--- BEGIN Data to use ---

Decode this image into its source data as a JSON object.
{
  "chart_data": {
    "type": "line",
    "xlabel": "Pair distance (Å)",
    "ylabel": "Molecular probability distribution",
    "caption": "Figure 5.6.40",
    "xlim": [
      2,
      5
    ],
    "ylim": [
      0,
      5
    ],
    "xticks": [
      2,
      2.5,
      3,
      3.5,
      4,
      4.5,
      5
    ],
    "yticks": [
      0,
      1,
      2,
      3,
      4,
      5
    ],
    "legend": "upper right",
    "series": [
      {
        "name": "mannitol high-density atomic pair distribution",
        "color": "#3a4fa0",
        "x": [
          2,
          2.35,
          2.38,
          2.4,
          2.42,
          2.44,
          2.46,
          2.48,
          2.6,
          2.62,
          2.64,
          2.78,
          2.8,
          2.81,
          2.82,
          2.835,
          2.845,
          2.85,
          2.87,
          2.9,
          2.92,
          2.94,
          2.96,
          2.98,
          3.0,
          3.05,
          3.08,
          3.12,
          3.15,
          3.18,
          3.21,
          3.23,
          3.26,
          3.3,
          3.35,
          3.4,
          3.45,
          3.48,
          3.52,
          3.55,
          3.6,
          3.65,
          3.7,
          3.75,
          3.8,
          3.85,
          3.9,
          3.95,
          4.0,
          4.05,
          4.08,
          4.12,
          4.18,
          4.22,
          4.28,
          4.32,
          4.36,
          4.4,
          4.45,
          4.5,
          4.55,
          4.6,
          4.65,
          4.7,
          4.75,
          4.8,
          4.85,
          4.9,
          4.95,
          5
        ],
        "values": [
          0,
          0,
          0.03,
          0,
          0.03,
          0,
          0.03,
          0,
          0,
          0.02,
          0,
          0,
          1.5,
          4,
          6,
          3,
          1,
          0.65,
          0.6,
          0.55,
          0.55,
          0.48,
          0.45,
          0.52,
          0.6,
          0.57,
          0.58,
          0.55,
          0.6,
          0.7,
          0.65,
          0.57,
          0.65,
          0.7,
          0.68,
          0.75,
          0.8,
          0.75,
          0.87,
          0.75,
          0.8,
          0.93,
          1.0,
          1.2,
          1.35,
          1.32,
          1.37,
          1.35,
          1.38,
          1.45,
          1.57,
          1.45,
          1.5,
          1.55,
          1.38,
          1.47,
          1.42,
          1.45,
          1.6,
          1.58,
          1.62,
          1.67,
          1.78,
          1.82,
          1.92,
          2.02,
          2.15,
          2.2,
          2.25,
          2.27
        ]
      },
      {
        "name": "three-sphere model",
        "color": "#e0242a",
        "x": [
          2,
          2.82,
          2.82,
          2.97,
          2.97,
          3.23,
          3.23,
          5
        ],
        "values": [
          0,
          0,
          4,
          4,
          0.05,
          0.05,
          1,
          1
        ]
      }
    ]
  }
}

--- END Data to use ---

The task:
Once more, set down the full listing, verbatim.

Final answer:
Decode this image into its source data as a JSON object.
{
  "chart_data": {
    "type": "line",
    "xlabel": "Pair distance (Å)",
    "ylabel": "Molecular probability distribution",
    "caption": "Figure 5.6.40",
    "xlim": [
      2,
      5
    ],
    "ylim": [
      0,
      5
    ],
    "xticks": [
      2,
      2.5,
      3,
      3.5,
      4,
      4.5,
      5
    ],
    "yticks": [
      0,
      1,
      2,
      3,
      4,
      5
    ],
    "legend": "upper right",
    "series": [
      {
        "name": "mannitol high-density atomic pair distribution",
        "color": "#3a4fa0",
        "x": [
          2,
          2.35,
          2.38,
          2.4,
          2.42,
          2.44,
          2.46,
          2.48,
          2.6,
          2.62,
          2.64,
          2.78,
          2.8,
          2.81,
          2.82,
          2.835,
          2.845,
          2.85,
          2.87,
          2.9,
          2.92,
          2.94,
          2.96,
          2.98,
          3.0,
          3.05,
          3.08,
          3.12,
          3.15,
          3.18,
          3.21,
          3.23,
          3.26,
          3.3,
          3.35,
          3.4,
          3.45,
          3.48,
          3.52,
          3.55,
          3.6,
          3.65,
          3.7,
          3.75,
          3.8,
          3.85,
          3.9,
          3.95,
          4.0,
          4.05,
          4.08,
          4.12,
          4.18,
          4.22,
          4.28,
          4.32,
          4.36,
          4.4,
          4.45,
          4.5,
          4.55,
          4.6,
          4.65,
          4.7,
          4.75,
          4.8,
          4.85,
          4.9,
          4.95,
          5
        ],
        "values": [
          0,
          0,
          0.03,
          0,
          0.03,
          0,
          0.03,
          0,
          0,
          0.02,
          0,
          0,
          1.5,
          4,
          6,
          3,
          1,
          0.65,
          0.6,
          0.55,
          0.55,
          0.48,
          0.45,
          0.52,
          0.6,
          0.57,
          0.58,
          0.55,
          0.6,
          0.7,
          0.65,
          0.57,
          0.65,
          0.7,
          0.68,
          0.75,
          0.8,
          0.75,
          0.87,
          0.75,
          0.8,
          0.93,
          1.0,
          1.2,
          1.35,
          1.32,
          1.37,
          1.35,
          1.38,
          1.45,
          1.57,
          1.45,
          1.5,
          1.55,
          1.38,
          1.47,
          1.42,
          1.45,
          1.6,
          1.58,
          1.62,
          1.67,
          1.78,
          1.82,
          1.92,
          2.02,
          2.15,
          2.2,
          2.25,
          2.27
        ]
      },
      {
        "name": "three-sphere model",
        "color": "#e0242a",
        "x": [
          2,
          2.82,
          2.82,
          2.97,
          2.97,
          3.23,
          3.23,
          5
        ],
        "values": [
          0,
          0,
          4,
          4,
          0.05,
          0.05,
          1,
          1
        ]
      }
    ]
  }
}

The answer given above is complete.